# DATA TO USE
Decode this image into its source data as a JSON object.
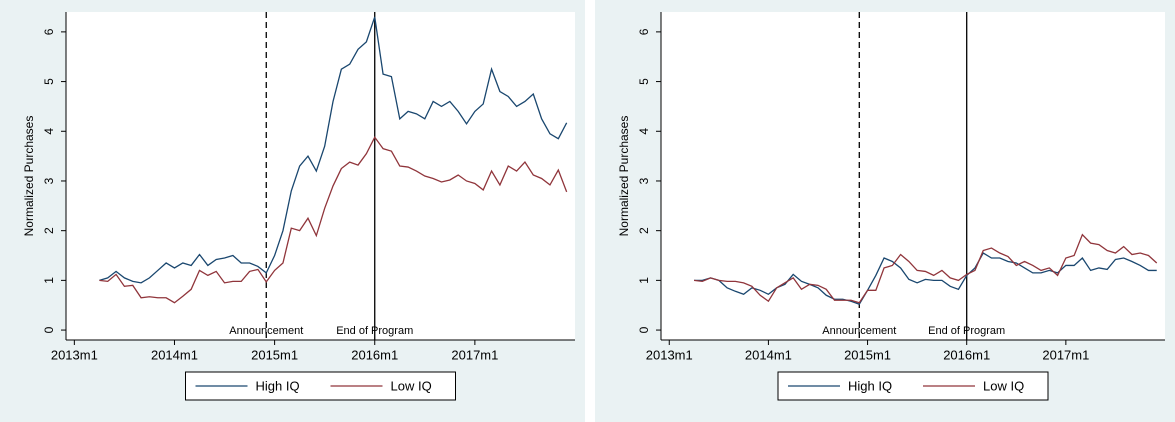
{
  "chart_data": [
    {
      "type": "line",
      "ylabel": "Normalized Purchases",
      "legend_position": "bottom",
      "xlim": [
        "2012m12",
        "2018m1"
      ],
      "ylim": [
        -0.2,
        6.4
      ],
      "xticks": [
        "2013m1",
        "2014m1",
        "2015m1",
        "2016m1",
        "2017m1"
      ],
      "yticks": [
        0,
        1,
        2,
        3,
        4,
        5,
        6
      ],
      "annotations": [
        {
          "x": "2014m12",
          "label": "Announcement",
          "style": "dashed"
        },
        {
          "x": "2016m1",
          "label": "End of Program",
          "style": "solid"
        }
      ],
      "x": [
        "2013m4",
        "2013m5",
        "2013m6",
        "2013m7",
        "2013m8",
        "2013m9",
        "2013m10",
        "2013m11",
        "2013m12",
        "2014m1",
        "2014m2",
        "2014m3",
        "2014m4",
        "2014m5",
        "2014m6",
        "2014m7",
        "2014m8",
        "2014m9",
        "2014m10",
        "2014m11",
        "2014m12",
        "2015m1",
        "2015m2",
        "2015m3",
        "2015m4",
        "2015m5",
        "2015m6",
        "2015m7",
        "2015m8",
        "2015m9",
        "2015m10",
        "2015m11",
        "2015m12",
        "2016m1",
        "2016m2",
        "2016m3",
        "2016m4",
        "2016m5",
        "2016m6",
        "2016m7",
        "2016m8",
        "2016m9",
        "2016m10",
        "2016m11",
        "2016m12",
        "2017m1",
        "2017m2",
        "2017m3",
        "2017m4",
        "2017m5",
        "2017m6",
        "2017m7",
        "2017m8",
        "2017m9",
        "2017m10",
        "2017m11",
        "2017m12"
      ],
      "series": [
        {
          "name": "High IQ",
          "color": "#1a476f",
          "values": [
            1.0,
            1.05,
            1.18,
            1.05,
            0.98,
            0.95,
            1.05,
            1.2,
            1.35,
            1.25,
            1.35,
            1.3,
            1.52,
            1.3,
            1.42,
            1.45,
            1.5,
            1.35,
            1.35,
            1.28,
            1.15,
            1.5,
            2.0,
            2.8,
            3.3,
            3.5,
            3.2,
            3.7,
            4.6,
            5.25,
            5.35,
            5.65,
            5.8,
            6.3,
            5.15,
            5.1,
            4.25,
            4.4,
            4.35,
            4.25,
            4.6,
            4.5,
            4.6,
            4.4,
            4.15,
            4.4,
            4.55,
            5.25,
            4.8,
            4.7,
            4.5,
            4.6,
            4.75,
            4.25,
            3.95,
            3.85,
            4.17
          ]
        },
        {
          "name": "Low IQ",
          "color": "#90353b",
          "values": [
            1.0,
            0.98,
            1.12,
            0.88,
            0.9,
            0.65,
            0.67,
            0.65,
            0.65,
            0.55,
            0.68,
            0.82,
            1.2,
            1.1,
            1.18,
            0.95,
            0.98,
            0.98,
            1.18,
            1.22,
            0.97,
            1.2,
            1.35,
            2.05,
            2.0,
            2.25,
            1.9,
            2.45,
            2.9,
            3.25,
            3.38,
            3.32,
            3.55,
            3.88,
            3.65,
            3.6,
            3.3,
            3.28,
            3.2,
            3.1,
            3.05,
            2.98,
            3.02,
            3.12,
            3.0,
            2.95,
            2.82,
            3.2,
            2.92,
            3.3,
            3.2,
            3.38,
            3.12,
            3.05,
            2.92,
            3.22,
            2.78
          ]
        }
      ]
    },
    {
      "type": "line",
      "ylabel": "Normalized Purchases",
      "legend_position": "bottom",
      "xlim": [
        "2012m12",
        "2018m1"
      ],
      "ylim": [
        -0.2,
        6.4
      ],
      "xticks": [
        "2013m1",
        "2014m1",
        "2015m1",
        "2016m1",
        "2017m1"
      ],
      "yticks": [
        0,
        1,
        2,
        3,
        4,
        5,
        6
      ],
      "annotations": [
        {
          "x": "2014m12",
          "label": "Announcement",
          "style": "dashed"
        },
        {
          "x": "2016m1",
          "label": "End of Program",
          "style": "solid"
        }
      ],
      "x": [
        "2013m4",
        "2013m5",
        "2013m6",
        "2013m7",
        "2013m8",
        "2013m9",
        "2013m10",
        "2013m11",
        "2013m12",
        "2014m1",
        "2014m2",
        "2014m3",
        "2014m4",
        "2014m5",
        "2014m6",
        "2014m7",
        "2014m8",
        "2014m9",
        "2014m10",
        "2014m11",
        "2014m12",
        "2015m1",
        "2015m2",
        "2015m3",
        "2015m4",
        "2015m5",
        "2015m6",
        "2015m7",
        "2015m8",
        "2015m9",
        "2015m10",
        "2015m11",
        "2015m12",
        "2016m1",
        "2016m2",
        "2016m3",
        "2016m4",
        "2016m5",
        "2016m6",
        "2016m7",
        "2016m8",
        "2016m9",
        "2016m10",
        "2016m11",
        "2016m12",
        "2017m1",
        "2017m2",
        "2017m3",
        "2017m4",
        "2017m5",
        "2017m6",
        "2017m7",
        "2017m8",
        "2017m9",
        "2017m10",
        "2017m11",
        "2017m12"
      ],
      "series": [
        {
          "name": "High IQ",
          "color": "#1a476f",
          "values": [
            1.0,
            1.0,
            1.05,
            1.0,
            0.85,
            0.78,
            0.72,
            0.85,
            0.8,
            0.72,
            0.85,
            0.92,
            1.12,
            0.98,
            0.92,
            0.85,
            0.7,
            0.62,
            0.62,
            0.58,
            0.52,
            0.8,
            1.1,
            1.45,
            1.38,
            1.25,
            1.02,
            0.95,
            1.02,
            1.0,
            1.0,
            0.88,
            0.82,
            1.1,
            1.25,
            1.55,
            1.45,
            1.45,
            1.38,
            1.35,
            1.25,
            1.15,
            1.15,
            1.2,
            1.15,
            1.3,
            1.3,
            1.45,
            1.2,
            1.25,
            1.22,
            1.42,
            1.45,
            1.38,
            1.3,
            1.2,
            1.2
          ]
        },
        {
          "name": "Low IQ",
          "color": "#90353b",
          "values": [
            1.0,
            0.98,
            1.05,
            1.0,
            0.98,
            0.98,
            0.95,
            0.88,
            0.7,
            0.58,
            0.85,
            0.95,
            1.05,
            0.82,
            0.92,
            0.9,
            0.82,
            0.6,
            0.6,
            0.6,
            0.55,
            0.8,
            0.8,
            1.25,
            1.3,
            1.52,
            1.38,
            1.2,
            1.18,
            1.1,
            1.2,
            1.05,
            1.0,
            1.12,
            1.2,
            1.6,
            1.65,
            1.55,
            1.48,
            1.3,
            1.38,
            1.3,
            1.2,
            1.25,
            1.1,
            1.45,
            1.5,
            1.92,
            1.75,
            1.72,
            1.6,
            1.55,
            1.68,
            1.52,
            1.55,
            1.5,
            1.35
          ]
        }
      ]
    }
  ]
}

# REQUEST
Transcribe every entry word for word, but skip the pictures.

# RESULT OF THIS TASK
Decode this image into its source data as a JSON object.
{
  "chart_data": [
    {
      "type": "line",
      "ylabel": "Normalized Purchases",
      "legend_position": "bottom",
      "xlim": [
        "2012m12",
        "2018m1"
      ],
      "ylim": [
        -0.2,
        6.4
      ],
      "xticks": [
        "2013m1",
        "2014m1",
        "2015m1",
        "2016m1",
        "2017m1"
      ],
      "yticks": [
        0,
        1,
        2,
        3,
        4,
        5,
        6
      ],
      "annotations": [
        {
          "x": "2014m12",
          "label": "Announcement",
          "style": "dashed"
        },
        {
          "x": "2016m1",
          "label": "End of Program",
          "style": "solid"
        }
      ],
      "x": [
        "2013m4",
        "2013m5",
        "2013m6",
        "2013m7",
        "2013m8",
        "2013m9",
        "2013m10",
        "2013m11",
        "2013m12",
        "2014m1",
        "2014m2",
        "2014m3",
        "2014m4",
        "2014m5",
        "2014m6",
        "2014m7",
        "2014m8",
        "2014m9",
        "2014m10",
        "2014m11",
        "2014m12",
        "2015m1",
        "2015m2",
        "2015m3",
        "2015m4",
        "2015m5",
        "2015m6",
        "2015m7",
        "2015m8",
        "2015m9",
        "2015m10",
        "2015m11",
        "2015m12",
        "2016m1",
        "2016m2",
        "2016m3",
        "2016m4",
        "2016m5",
        "2016m6",
        "2016m7",
        "2016m8",
        "2016m9",
        "2016m10",
        "2016m11",
        "2016m12",
        "2017m1",
        "2017m2",
        "2017m3",
        "2017m4",
        "2017m5",
        "2017m6",
        "2017m7",
        "2017m8",
        "2017m9",
        "2017m10",
        "2017m11",
        "2017m12"
      ],
      "series": [
        {
          "name": "High IQ",
          "color": "#1a476f",
          "values": [
            1.0,
            1.05,
            1.18,
            1.05,
            0.98,
            0.95,
            1.05,
            1.2,
            1.35,
            1.25,
            1.35,
            1.3,
            1.52,
            1.3,
            1.42,
            1.45,
            1.5,
            1.35,
            1.35,
            1.28,
            1.15,
            1.5,
            2.0,
            2.8,
            3.3,
            3.5,
            3.2,
            3.7,
            4.6,
            5.25,
            5.35,
            5.65,
            5.8,
            6.3,
            5.15,
            5.1,
            4.25,
            4.4,
            4.35,
            4.25,
            4.6,
            4.5,
            4.6,
            4.4,
            4.15,
            4.4,
            4.55,
            5.25,
            4.8,
            4.7,
            4.5,
            4.6,
            4.75,
            4.25,
            3.95,
            3.85,
            4.17
          ]
        },
        {
          "name": "Low IQ",
          "color": "#90353b",
          "values": [
            1.0,
            0.98,
            1.12,
            0.88,
            0.9,
            0.65,
            0.67,
            0.65,
            0.65,
            0.55,
            0.68,
            0.82,
            1.2,
            1.1,
            1.18,
            0.95,
            0.98,
            0.98,
            1.18,
            1.22,
            0.97,
            1.2,
            1.35,
            2.05,
            2.0,
            2.25,
            1.9,
            2.45,
            2.9,
            3.25,
            3.38,
            3.32,
            3.55,
            3.88,
            3.65,
            3.6,
            3.3,
            3.28,
            3.2,
            3.1,
            3.05,
            2.98,
            3.02,
            3.12,
            3.0,
            2.95,
            2.82,
            3.2,
            2.92,
            3.3,
            3.2,
            3.38,
            3.12,
            3.05,
            2.92,
            3.22,
            2.78
          ]
        }
      ]
    },
    {
      "type": "line",
      "ylabel": "Normalized Purchases",
      "legend_position": "bottom",
      "xlim": [
        "2012m12",
        "2018m1"
      ],
      "ylim": [
        -0.2,
        6.4
      ],
      "xticks": [
        "2013m1",
        "2014m1",
        "2015m1",
        "2016m1",
        "2017m1"
      ],
      "yticks": [
        0,
        1,
        2,
        3,
        4,
        5,
        6
      ],
      "annotations": [
        {
          "x": "2014m12",
          "label": "Announcement",
          "style": "dashed"
        },
        {
          "x": "2016m1",
          "label": "End of Program",
          "style": "solid"
        }
      ],
      "x": [
        "2013m4",
        "2013m5",
        "2013m6",
        "2013m7",
        "2013m8",
        "2013m9",
        "2013m10",
        "2013m11",
        "2013m12",
        "2014m1",
        "2014m2",
        "2014m3",
        "2014m4",
        "2014m5",
        "2014m6",
        "2014m7",
        "2014m8",
        "2014m9",
        "2014m10",
        "2014m11",
        "2014m12",
        "2015m1",
        "2015m2",
        "2015m3",
        "2015m4",
        "2015m5",
        "2015m6",
        "2015m7",
        "2015m8",
        "2015m9",
        "2015m10",
        "2015m11",
        "2015m12",
        "2016m1",
        "2016m2",
        "2016m3",
        "2016m4",
        "2016m5",
        "2016m6",
        "2016m7",
        "2016m8",
        "2016m9",
        "2016m10",
        "2016m11",
        "2016m12",
        "2017m1",
        "2017m2",
        "2017m3",
        "2017m4",
        "2017m5",
        "2017m6",
        "2017m7",
        "2017m8",
        "2017m9",
        "2017m10",
        "2017m11",
        "2017m12"
      ],
      "series": [
        {
          "name": "High IQ",
          "color": "#1a476f",
          "values": [
            1.0,
            1.0,
            1.05,
            1.0,
            0.85,
            0.78,
            0.72,
            0.85,
            0.8,
            0.72,
            0.85,
            0.92,
            1.12,
            0.98,
            0.92,
            0.85,
            0.7,
            0.62,
            0.62,
            0.58,
            0.52,
            0.8,
            1.1,
            1.45,
            1.38,
            1.25,
            1.02,
            0.95,
            1.02,
            1.0,
            1.0,
            0.88,
            0.82,
            1.1,
            1.25,
            1.55,
            1.45,
            1.45,
            1.38,
            1.35,
            1.25,
            1.15,
            1.15,
            1.2,
            1.15,
            1.3,
            1.3,
            1.45,
            1.2,
            1.25,
            1.22,
            1.42,
            1.45,
            1.38,
            1.3,
            1.2,
            1.2
          ]
        },
        {
          "name": "Low IQ",
          "color": "#90353b",
          "values": [
            1.0,
            0.98,
            1.05,
            1.0,
            0.98,
            0.98,
            0.95,
            0.88,
            0.7,
            0.58,
            0.85,
            0.95,
            1.05,
            0.82,
            0.92,
            0.9,
            0.82,
            0.6,
            0.6,
            0.6,
            0.55,
            0.8,
            0.8,
            1.25,
            1.3,
            1.52,
            1.38,
            1.2,
            1.18,
            1.1,
            1.2,
            1.05,
            1.0,
            1.12,
            1.2,
            1.6,
            1.65,
            1.55,
            1.48,
            1.3,
            1.38,
            1.3,
            1.2,
            1.25,
            1.1,
            1.45,
            1.5,
            1.92,
            1.75,
            1.72,
            1.6,
            1.55,
            1.68,
            1.52,
            1.55,
            1.5,
            1.35
          ]
        }
      ]
    }
  ]
}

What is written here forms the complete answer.